Collected data:
━━━━━━━━
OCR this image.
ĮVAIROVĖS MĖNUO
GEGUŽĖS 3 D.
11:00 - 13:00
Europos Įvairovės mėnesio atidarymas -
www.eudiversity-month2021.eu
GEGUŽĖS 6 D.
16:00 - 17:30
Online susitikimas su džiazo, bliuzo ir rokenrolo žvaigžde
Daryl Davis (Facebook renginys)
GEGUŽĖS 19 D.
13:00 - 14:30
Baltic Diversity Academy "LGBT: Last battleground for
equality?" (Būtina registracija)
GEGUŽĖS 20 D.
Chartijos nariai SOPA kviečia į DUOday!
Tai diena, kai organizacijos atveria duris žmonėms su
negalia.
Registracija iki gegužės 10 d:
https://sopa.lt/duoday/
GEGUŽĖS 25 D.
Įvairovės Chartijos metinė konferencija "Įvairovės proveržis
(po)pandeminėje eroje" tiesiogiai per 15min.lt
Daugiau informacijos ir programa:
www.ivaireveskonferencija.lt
━━━━━━━━
Directions for this task: Restate the data above exactly, keeping each word as it stands.

Problem solution:
OCR this image.
ĮVAIROVĖS MĖNUO
GEGUŽĖS 3 D.
11:00 - 13:00
Europos Įvairovės mėnesio atidarymas -
www.eudiversity-month2021.eu
GEGUŽĖS 6 D.
16:00 - 17:30
Online susitikimas su džiazo, bliuzo ir rokenrolo žvaigžde
Daryl Davis (Facebook renginys)
GEGUŽĖS 19 D.
13:00 - 14:30
Baltic Diversity Academy "LGBT: Last battleground for
equality?" (Būtina registracija)
GEGUŽĖS 20 D.
Chartijos nariai SOPA kviečia į DUOday!
Tai diena, kai organizacijos atveria duris žmonėms su
negalia.
Registracija iki gegužės 10 d:
https://sopa.lt/duoday/
GEGUŽĖS 25 D.
Įvairovės Chartijos metinė konferencija "Įvairovės proveržis
(po)pandeminėje eroje" tiesiogiai per 15min.lt
Daugiau informacijos ir programa:
www.ivaireveskonferencija.lt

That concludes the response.